Job: Below are records; state how many of their lines hold the word "name", and give only the figure.

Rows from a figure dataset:
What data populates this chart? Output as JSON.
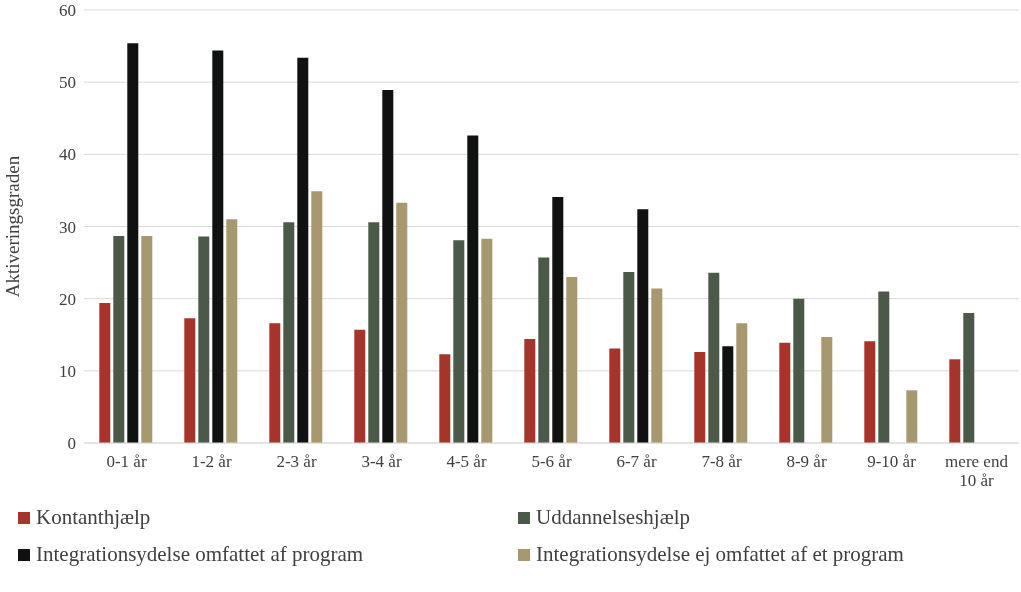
{
  "chart_data": {
    "type": "bar",
    "ylabel": "Aktiveringsgraden",
    "categories": [
      "0-1 år",
      "1-2 år",
      "2-3 år",
      "3-4 år",
      "4-5 år",
      "5-6 år",
      "6-7 år",
      "7-8 år",
      "8-9 år",
      "9-10 år",
      "mere end 10 år"
    ],
    "series": [
      {
        "name": "Kontanthjælp",
        "color": "#a5352a",
        "values": [
          19.4,
          17.3,
          16.6,
          15.7,
          12.3,
          14.4,
          13.1,
          12.6,
          13.9,
          14.1,
          11.6
        ]
      },
      {
        "name": "Uddannelseshjælp",
        "color": "#4b5a48",
        "values": [
          28.7,
          28.6,
          30.6,
          30.6,
          28.1,
          25.7,
          23.7,
          23.6,
          20.0,
          21.0,
          18.0
        ]
      },
      {
        "name": "Integrationsydelse omfattet af program",
        "color": "#0f1210",
        "values": [
          55.4,
          54.4,
          53.4,
          48.9,
          42.6,
          34.1,
          32.4,
          13.4,
          null,
          null,
          null
        ]
      },
      {
        "name": "Integrationsydelse ej omfattet af et program",
        "color": "#a8986f",
        "values": [
          28.7,
          31.0,
          34.9,
          33.3,
          28.3,
          23.0,
          21.4,
          16.6,
          14.7,
          7.3,
          null
        ]
      }
    ],
    "ylim": [
      0,
      60
    ],
    "yticks": [
      0,
      10,
      20,
      30,
      40,
      50,
      60
    ],
    "grid": "y",
    "legend": "bottom"
  }
}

Correct response: 4